Look for the line with "Give me the" in the entries below, then extract that line and all lines after it exactly, with pictures left out.

☆ ☆ ☆

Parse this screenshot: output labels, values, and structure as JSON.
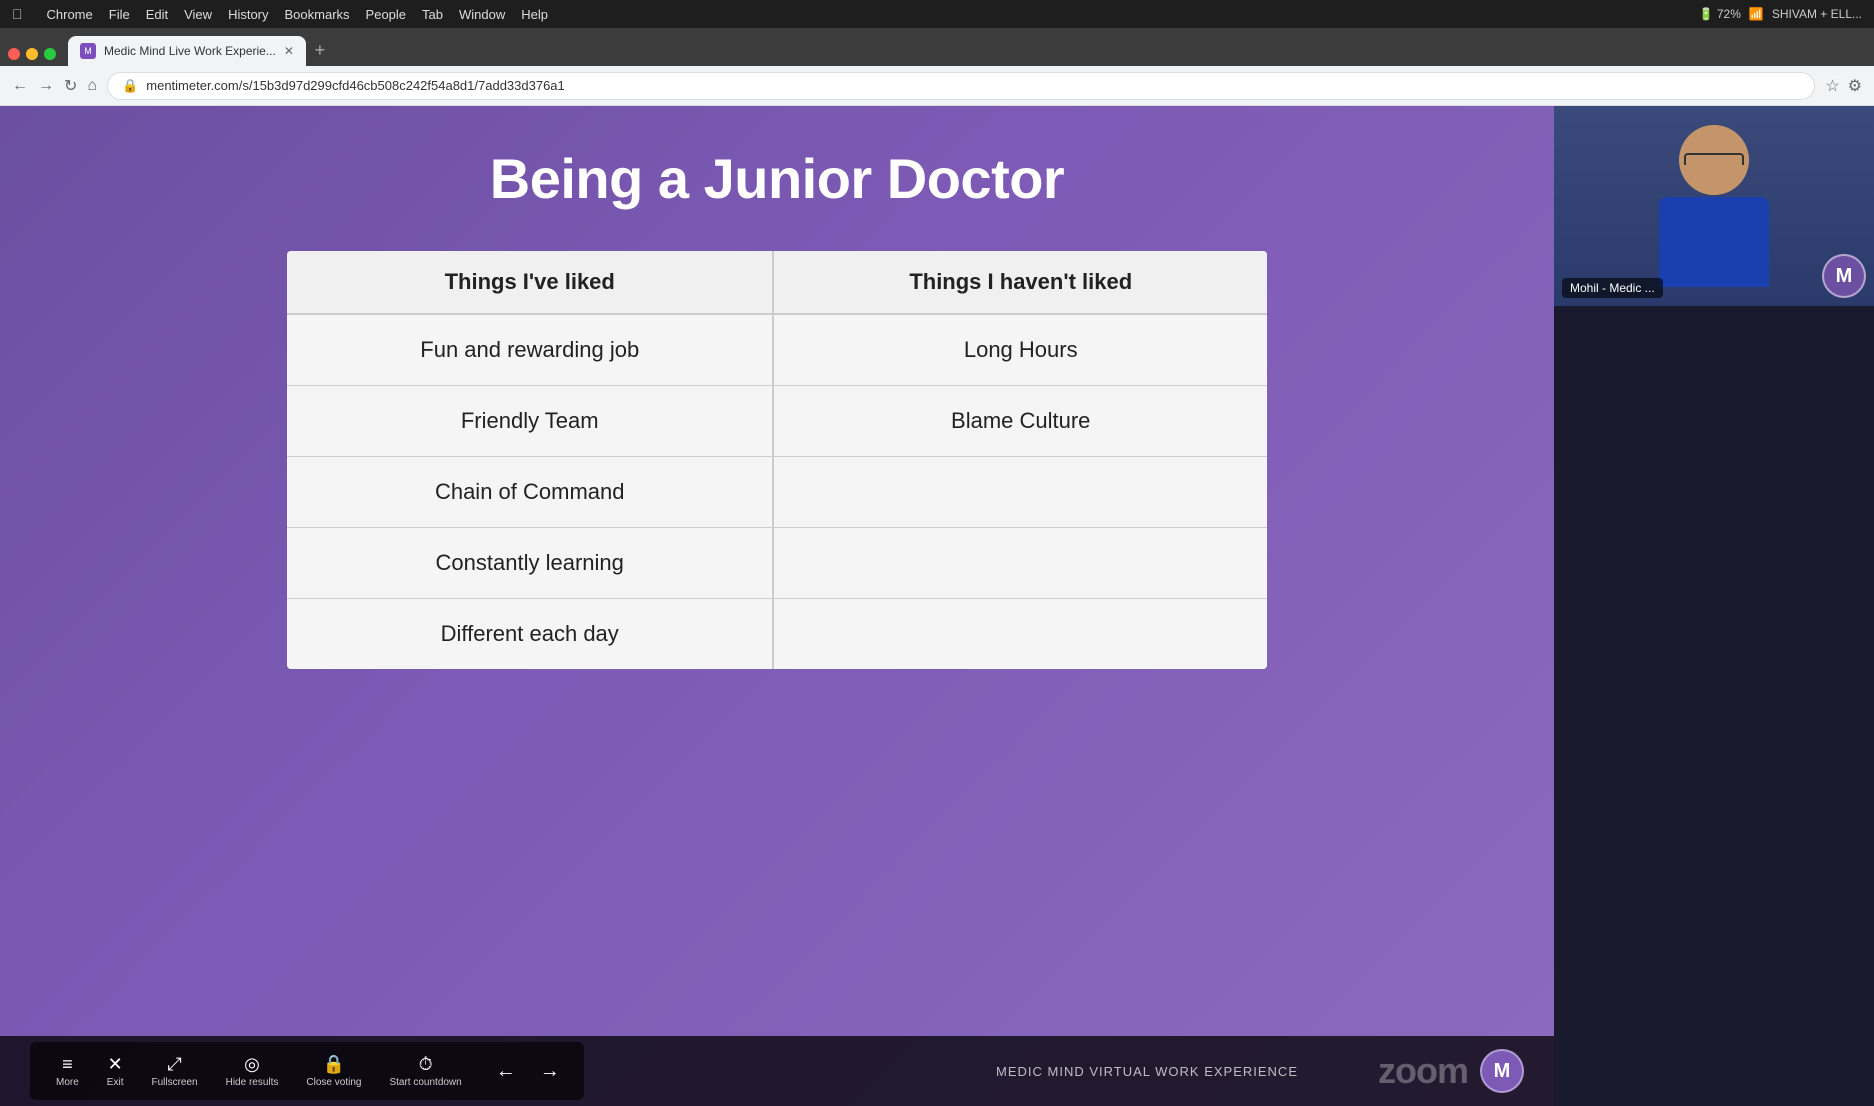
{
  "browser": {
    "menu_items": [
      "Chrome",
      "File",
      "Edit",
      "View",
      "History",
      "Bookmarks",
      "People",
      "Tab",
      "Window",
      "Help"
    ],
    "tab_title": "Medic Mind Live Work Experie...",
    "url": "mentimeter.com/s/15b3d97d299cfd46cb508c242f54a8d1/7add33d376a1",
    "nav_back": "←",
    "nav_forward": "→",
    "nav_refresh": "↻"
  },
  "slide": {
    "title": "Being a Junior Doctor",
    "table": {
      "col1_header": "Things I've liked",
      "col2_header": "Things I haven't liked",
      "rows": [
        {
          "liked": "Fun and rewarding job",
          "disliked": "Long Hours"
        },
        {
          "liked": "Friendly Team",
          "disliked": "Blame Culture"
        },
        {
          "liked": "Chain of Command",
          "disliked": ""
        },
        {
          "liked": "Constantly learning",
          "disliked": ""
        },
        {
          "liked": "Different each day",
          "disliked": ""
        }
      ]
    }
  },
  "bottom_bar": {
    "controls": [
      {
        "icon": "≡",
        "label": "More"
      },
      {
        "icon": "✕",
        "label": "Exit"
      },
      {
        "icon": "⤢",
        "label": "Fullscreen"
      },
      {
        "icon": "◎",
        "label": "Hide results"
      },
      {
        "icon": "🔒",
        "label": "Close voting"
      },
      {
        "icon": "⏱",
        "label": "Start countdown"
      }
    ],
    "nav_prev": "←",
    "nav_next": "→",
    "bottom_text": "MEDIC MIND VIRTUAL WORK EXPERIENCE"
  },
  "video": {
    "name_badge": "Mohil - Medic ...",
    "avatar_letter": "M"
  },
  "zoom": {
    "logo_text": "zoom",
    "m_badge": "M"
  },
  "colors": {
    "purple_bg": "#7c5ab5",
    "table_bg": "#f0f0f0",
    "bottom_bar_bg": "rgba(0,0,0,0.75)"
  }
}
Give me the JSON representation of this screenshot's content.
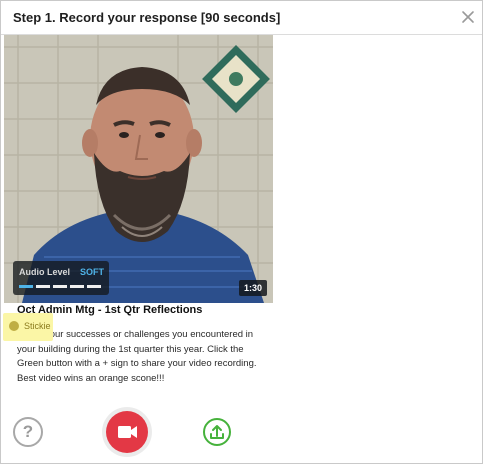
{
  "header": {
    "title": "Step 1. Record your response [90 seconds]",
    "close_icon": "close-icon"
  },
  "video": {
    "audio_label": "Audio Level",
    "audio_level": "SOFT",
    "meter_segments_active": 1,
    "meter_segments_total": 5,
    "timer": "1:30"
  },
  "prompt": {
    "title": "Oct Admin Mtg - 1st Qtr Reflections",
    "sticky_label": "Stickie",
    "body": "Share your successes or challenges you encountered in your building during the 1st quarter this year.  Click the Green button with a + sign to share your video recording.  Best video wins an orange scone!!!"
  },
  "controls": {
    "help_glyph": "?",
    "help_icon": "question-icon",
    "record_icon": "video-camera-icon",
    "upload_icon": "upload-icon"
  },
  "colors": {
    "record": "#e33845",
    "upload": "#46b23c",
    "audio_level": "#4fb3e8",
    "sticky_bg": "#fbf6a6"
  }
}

☆ ☆ ☆

### COMPLETE OUTPUT
Give me the JSON representation of this screenshot's content.
{
  "header": {
    "title": "Step 1. Record your response [90 seconds]",
    "close_icon": "close-icon"
  },
  "video": {
    "audio_label": "Audio Level",
    "audio_level": "SOFT",
    "meter_segments_active": 1,
    "meter_segments_total": 5,
    "timer": "1:30"
  },
  "prompt": {
    "title": "Oct Admin Mtg - 1st Qtr Reflections",
    "sticky_label": "Stickie",
    "body": "Share your successes or challenges you encountered in your building during the 1st quarter this year.  Click the Green button with a + sign to share your video recording.  Best video wins an orange scone!!!"
  },
  "controls": {
    "help_glyph": "?",
    "help_icon": "question-icon",
    "record_icon": "video-camera-icon",
    "upload_icon": "upload-icon"
  },
  "colors": {
    "record": "#e33845",
    "upload": "#46b23c",
    "audio_level": "#4fb3e8",
    "sticky_bg": "#fbf6a6"
  }
}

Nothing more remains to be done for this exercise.